## EXERCISE
Nothing in the records may be left out or altered; reproduce them all exactly.
·····
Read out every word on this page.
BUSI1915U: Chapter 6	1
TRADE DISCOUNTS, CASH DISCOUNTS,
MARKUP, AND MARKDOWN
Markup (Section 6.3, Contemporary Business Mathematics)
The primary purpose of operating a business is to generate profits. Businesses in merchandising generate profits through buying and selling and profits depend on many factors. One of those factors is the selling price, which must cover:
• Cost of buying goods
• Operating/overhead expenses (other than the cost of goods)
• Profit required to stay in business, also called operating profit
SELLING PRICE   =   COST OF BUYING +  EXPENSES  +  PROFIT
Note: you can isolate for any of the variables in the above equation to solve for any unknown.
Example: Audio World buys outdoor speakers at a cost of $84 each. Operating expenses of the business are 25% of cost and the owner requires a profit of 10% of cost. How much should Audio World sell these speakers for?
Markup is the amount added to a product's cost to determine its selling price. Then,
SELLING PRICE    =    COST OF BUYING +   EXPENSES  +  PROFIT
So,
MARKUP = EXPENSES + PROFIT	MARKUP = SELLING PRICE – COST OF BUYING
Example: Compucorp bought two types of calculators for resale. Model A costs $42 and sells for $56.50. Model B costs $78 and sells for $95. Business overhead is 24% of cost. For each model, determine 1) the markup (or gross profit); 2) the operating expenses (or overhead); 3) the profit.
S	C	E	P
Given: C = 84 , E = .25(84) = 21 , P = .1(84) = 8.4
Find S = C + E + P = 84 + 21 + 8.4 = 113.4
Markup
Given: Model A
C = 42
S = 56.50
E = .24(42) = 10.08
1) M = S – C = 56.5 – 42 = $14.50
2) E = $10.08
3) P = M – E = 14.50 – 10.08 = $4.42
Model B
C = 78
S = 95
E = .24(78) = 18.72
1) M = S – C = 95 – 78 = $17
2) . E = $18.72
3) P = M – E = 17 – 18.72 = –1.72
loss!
·····
## RESPONSE FOR THIS EXERCISE
Read out every word on this page.
BUSI1915U: Chapter 6	1
TRADE DISCOUNTS, CASH DISCOUNTS,
MARKUP, AND MARKDOWN
Markup (Section 6.3, Contemporary Business Mathematics)
The primary purpose of operating a business is to generate profits. Businesses in merchandising generate profits through buying and selling and profits depend on many factors. One of those factors is the selling price, which must cover:
• Cost of buying goods
• Operating/overhead expenses (other than the cost of goods)
• Profit required to stay in business, also called operating profit
SELLING PRICE   =   COST OF BUYING +  EXPENSES  +  PROFIT
Note: you can isolate for any of the variables in the above equation to solve for any unknown.
Example: Audio World buys outdoor speakers at a cost of $84 each. Operating expenses of the business are 25% of cost and the owner requires a profit of 10% of cost. How much should Audio World sell these speakers for?
Markup is the amount added to a product's cost to determine its selling price. Then,
SELLING PRICE    =    COST OF BUYING +   EXPENSES  +  PROFIT
So,
MARKUP = EXPENSES + PROFIT	MARKUP = SELLING PRICE – COST OF BUYING
Example: Compucorp bought two types of calculators for resale. Model A costs $42 and sells for $56.50. Model B costs $78 and sells for $95. Business overhead is 24% of cost. For each model, determine 1) the markup (or gross profit); 2) the operating expenses (or overhead); 3) the profit.
S	C	E	P
Given: C = 84 , E = .25(84) = 21 , P = .1(84) = 8.4
Find S = C + E + P = 84 + 21 + 8.4 = 113.4
Markup
Given: Model A
C = 42
S = 56.50
E = .24(42) = 10.08
1) M = S – C = 56.5 – 42 = $14.50
2) E = $10.08
3) P = M – E = 14.50 – 10.08 = $4.42
Model B
C = 78
S = 95
E = .24(78) = 18.72
1) M = S – C = 95 – 78 = $17
2) . E = $18.72
3) P = M – E = 17 – 18.72 = –1.72
loss!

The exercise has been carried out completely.